_Quoted text_
────────────────────

The investor protection concerns are significant also because of the particular need to protect the group of customers affected here as it is at a structural disadvantage with regard to credit-linked products. Credit-linked notes are widespread in the retail client sector. A large number of clients are affected. BaFin's market survey showed that the products are being actively sold to retail clients as a matter of course, both by issuers and intermediaries. This clearly shows that the sales are often made to the client group that are typically less sophisticated and experienced (retail).
Market statistics published by the German Derivatives Association show a growing relevance: The importance of credit-linked notes for retail distribution has grown significantly in the recent past. According to the Association, the market volume of credit-linked notes has been growing continuously. Whereas the market volume at the beginning of 2015 was EUR 5,255,451,000 (market share of 7.4%), at the beginning of 2016 the market volume amounted to EUR 5,644,092,000 (market share of 9.3%). The market volume and market share grew continuously in the course of 2015, too. The market developments were also reflected in the opinions given by market participants asked as part of BaFin's survey – they confirmed the growing importance of credit-linked notes.
c) Particular appropriateness and proportionality within the meaning of section 4b (2) nos 2 and 3 of the WpHG:
With this General Administrative Act, BaFin is counteracting the described risks. The measure complies with the requirement set out in section 4 (2) no. 2 of the WpHG: Ordering the ban on marketing, distribution and sale prevents the risks inherent to investment in credit-linked notes from materialising.

────────────────────

_Data provided_
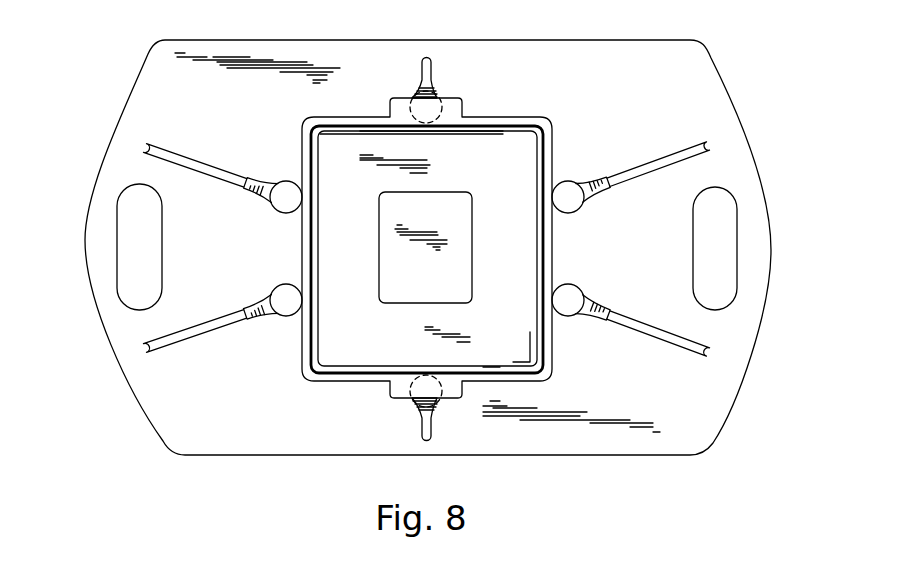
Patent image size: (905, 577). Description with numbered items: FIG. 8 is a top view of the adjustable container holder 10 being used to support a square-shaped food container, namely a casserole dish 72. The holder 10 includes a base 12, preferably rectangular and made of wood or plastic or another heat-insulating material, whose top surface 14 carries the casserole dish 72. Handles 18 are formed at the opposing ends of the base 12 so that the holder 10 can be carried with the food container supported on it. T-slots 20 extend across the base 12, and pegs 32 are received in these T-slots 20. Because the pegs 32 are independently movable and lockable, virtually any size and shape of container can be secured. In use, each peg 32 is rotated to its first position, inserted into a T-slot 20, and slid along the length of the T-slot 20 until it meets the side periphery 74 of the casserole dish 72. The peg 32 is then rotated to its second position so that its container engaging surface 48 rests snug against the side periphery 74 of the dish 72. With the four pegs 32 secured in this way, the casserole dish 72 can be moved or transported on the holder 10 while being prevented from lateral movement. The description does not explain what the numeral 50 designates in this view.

────────────────────

_Short problem 1_
Condense the paragraph of the passage on credit-linked notes that opens with "The investor protection concerns are significant" into a bulleted list that keeps its main facts.
_Short problem 2_
In the passage on credit-linked notes, swap "market volume" for "outstanding volume" throughout the portion between "Market statistics published" and "of credit-linked notes.", inclusive.
_Short problem 3_
Extend the passage on credit-linked notes with what comes after its final sentence.
The listing is separate from the passage on credit-linked notes.

_Exercise output 1_
- Investor protection concerns weigh heavily because the affected customers are at a structural disadvantage with credit-linked products.
- Credit-linked notes are widespread in the retail sector, and many clients are affected.
- BaFin's market survey found that issuers and intermediaries routinely and actively sell these products to retail clients.
- Sales therefore often go to retail clients, a group that is typically less sophisticated and experienced.

_Exercise output 2_
Market statistics published by the German Derivatives Association show a growing relevance: The importance of credit-linked notes for retail distribution has grown significantly in the recent past. According to the Association, the outstanding volume of credit-linked notes has been growing continuously. Whereas the outstanding volume at the beginning of 2015 was EUR 5,255,451,000 (market share of 7.4%), at the beginning of 2016 the outstanding volume amounted to EUR 5,644,092,000 (market share of 9.3%). The outstanding volume and market share grew continuously in the course of 2015, too. The market developments were also reflected in the opinions given by market participants asked as part of BaFin's survey – they confirmed the growing importance of credit-linked notes.

_Exercise output 3_
The measure is also particularly proportionate within the meaning of section 4b (2) no. 3 of the WpHG. The proportionality arises from the risks identified, the level of expertise of the investors or market participants involved and the likely consequences for the investors or market participants. The ban is an appropriate measure to ensure effective protection of retail clients. Compared with professional market participants, retail clients cannot to the same extent hedge or absorb losses that may arise from, for instance, investments in credit-linked notes. Also, they typically have less expertise and restricted access to relevant information that is necessary to adequately assess credit-linked notes and their risks. Upon realistic assessment, retail clients are at a structural disadvantage as compared with professional market participants in the area of credit-linked notes, in particular in terms of risk-bearing capacity and expertise.
The measure is also proportionate with regard to the likely ramifications. This General Administrative Act only applies to sales to retail clients. Professional clients shall remain unaffected. Even if credit-linked notes were to disappear completely, retail clients would have enough investment alternatives which are better suited to accommodate the knowledge and experience of average retail clients.
The measure is also proportionate for the market participants concerned that provide the product. It is not to be expected that a market restriction will threaten the viability of the product providers as, according to the information provided by the stakeholders themselves, the market shares affected are single-digit. In all other respects, it can be assumed that the market volume of credit-linked notes will shift to other investment classes.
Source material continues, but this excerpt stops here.